SOURCE MATERIAL
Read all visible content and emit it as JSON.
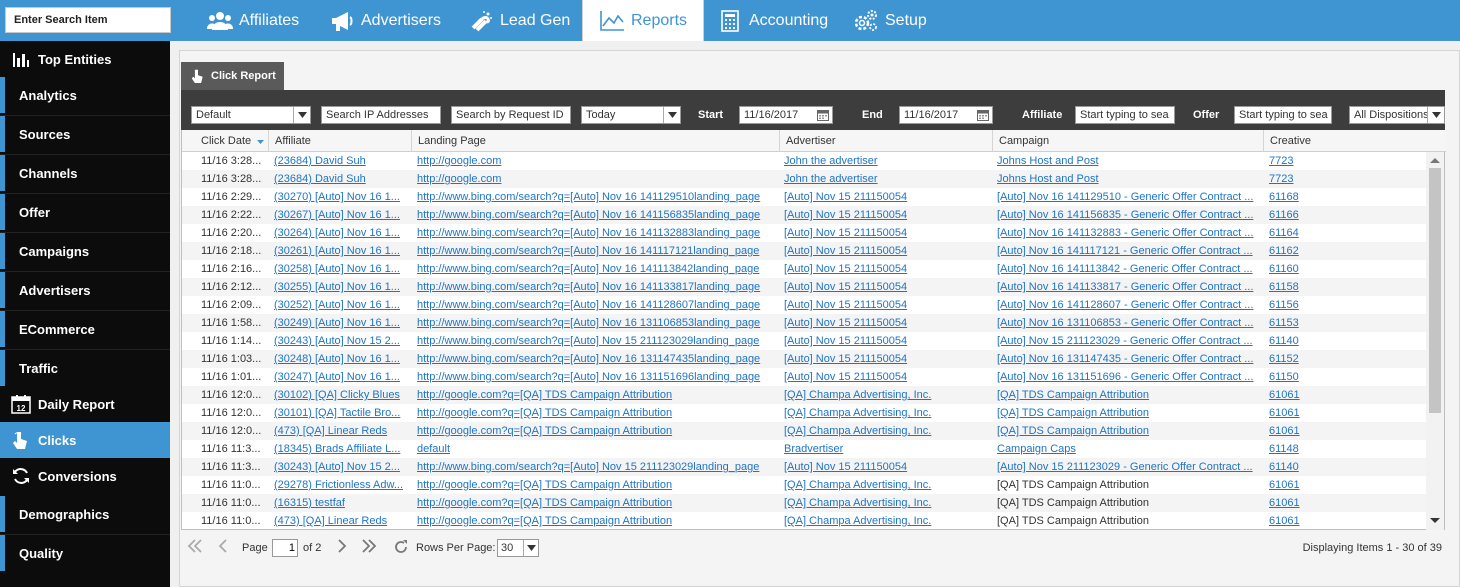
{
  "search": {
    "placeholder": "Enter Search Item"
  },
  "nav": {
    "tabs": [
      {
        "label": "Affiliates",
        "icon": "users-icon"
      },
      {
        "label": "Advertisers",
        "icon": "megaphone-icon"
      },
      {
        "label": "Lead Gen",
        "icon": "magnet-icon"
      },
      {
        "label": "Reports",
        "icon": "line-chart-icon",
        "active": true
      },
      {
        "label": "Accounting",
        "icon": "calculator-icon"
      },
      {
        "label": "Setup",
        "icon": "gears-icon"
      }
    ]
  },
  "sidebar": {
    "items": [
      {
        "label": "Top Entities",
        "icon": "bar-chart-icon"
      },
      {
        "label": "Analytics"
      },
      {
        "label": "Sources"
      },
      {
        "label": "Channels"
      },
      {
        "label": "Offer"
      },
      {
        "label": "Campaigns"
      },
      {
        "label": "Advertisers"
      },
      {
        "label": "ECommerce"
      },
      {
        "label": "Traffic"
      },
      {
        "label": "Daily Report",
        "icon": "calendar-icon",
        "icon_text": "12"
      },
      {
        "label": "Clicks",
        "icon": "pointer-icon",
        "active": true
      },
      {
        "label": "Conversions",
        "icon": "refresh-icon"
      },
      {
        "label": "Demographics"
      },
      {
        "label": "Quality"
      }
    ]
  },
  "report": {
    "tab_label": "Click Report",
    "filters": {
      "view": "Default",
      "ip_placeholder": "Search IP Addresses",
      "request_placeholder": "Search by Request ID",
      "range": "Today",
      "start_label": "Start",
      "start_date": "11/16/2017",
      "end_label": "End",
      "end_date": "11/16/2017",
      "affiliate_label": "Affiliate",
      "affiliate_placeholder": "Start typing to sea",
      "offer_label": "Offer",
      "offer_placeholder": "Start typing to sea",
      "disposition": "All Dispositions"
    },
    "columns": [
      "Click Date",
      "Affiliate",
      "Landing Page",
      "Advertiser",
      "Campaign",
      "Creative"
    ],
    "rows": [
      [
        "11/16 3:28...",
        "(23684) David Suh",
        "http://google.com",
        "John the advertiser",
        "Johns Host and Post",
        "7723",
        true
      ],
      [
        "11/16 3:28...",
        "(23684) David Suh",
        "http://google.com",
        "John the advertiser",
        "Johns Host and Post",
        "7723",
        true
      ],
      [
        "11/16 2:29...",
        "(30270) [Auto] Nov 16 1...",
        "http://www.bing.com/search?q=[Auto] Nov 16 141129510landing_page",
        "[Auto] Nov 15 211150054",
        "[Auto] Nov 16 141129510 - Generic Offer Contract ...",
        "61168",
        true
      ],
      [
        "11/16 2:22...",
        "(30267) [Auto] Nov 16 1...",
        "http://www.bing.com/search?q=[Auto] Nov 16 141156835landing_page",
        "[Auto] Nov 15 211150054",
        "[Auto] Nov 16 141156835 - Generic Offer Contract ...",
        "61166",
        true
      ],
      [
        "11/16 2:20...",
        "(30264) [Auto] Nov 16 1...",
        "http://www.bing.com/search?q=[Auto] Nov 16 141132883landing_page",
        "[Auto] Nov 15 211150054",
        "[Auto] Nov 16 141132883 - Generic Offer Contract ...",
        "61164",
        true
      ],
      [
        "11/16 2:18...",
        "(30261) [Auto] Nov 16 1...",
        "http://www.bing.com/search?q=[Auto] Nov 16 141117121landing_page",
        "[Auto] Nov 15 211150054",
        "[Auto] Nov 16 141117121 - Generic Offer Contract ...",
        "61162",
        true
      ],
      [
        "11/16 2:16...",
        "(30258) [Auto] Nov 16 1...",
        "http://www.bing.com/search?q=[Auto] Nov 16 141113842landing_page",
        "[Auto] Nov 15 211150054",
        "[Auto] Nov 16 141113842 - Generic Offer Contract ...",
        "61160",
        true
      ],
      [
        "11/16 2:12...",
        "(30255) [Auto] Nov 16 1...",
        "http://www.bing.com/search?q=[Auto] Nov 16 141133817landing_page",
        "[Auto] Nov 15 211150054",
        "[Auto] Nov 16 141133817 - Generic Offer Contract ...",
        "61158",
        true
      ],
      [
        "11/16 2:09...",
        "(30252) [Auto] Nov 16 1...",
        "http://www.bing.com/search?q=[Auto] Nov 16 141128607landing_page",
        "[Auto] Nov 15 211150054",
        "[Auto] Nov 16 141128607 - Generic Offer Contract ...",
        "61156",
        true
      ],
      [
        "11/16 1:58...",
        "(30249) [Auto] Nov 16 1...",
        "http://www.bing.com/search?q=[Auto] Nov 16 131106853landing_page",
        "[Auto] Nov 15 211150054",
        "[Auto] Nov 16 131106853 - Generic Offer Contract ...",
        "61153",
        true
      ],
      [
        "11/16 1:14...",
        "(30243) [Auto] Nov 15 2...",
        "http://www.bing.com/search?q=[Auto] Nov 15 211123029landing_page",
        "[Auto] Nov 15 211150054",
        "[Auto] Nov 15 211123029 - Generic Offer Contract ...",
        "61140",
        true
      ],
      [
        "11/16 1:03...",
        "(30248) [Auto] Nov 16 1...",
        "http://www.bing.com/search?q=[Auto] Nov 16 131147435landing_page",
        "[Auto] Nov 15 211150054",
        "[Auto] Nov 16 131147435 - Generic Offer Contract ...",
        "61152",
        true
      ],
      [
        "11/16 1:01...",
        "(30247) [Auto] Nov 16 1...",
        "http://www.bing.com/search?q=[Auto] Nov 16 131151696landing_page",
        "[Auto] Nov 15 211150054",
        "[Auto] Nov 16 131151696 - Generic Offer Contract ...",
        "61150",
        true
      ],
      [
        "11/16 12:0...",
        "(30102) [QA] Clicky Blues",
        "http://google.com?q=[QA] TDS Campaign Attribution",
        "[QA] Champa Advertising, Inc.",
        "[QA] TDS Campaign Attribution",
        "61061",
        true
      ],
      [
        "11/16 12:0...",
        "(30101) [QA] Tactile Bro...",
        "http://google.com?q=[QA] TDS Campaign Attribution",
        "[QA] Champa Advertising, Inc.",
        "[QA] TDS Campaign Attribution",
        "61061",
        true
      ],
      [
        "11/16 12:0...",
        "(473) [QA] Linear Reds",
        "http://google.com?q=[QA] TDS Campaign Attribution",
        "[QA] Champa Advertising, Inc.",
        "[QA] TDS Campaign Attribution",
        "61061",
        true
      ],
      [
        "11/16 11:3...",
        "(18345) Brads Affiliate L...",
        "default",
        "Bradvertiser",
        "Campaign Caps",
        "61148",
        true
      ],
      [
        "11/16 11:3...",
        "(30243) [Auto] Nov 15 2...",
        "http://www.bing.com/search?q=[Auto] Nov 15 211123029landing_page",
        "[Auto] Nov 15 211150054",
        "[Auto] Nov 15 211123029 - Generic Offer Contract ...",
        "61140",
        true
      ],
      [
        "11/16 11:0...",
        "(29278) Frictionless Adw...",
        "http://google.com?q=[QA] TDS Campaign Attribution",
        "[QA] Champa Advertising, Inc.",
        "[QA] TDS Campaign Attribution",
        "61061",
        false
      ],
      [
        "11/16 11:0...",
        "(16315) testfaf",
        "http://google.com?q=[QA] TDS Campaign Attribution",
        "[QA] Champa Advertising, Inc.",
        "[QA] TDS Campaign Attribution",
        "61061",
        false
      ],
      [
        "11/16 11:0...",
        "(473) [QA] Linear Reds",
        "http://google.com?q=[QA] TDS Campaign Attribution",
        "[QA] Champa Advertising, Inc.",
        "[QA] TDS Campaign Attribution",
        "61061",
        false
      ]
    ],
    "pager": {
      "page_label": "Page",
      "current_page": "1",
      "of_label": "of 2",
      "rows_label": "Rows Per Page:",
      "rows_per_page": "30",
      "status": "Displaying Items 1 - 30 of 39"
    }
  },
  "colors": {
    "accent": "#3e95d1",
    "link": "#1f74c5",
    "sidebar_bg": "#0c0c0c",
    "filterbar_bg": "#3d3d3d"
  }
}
--
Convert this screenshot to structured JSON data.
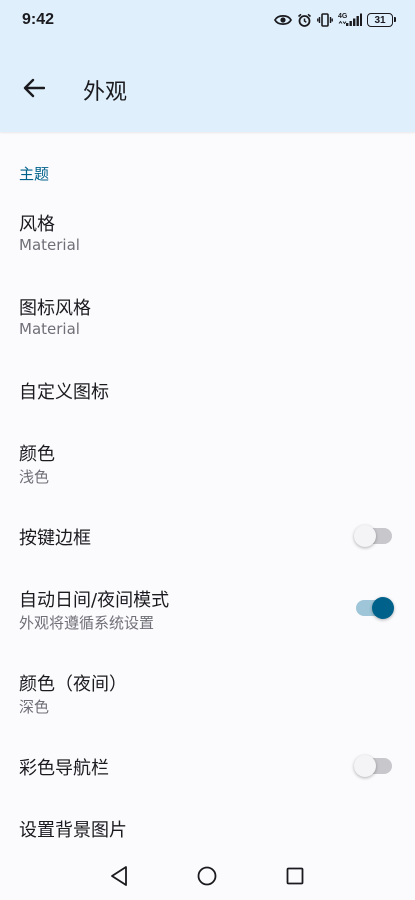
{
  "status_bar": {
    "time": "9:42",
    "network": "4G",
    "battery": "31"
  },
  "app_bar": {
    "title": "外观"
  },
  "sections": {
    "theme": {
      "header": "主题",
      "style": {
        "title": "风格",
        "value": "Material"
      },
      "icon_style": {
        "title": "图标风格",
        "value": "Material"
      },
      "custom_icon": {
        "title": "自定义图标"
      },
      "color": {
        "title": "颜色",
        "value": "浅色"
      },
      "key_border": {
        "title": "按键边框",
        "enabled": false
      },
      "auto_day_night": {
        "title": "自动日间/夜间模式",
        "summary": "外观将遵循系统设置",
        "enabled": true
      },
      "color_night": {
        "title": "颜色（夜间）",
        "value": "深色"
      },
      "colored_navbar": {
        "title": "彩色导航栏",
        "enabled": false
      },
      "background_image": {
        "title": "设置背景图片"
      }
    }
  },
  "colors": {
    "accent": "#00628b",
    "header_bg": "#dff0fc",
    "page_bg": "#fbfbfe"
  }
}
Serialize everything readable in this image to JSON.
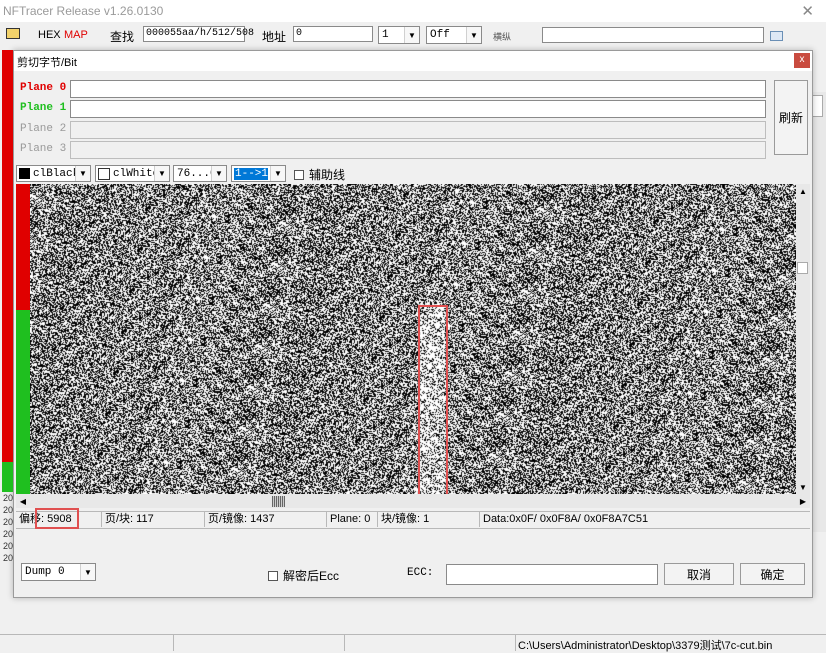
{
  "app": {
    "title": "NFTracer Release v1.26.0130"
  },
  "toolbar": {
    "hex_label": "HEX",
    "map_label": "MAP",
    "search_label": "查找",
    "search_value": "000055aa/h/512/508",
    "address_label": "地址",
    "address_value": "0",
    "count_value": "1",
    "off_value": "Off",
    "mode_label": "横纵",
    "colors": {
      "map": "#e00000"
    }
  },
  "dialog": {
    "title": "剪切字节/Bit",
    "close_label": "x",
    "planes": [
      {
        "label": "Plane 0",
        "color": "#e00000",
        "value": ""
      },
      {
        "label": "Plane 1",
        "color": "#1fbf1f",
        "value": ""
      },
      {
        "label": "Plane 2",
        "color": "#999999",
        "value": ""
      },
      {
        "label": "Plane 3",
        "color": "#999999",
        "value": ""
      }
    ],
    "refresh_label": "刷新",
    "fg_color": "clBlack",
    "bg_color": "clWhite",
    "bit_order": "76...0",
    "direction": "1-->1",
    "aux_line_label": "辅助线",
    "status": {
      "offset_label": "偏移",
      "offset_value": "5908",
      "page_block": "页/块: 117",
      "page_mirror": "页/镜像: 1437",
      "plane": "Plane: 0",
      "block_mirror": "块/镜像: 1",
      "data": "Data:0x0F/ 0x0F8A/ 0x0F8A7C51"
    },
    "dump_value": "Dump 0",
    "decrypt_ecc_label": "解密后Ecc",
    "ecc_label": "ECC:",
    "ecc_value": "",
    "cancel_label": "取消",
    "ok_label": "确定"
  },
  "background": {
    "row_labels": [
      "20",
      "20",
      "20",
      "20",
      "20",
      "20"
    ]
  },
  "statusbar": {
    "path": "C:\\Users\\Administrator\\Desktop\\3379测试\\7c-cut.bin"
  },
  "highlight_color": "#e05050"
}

WHAT THIS TASK INVOLVES
What is the number of lines in the records above that include the word "Generic"? Reply with that number and nothing more.

FINISHED ANSWER
12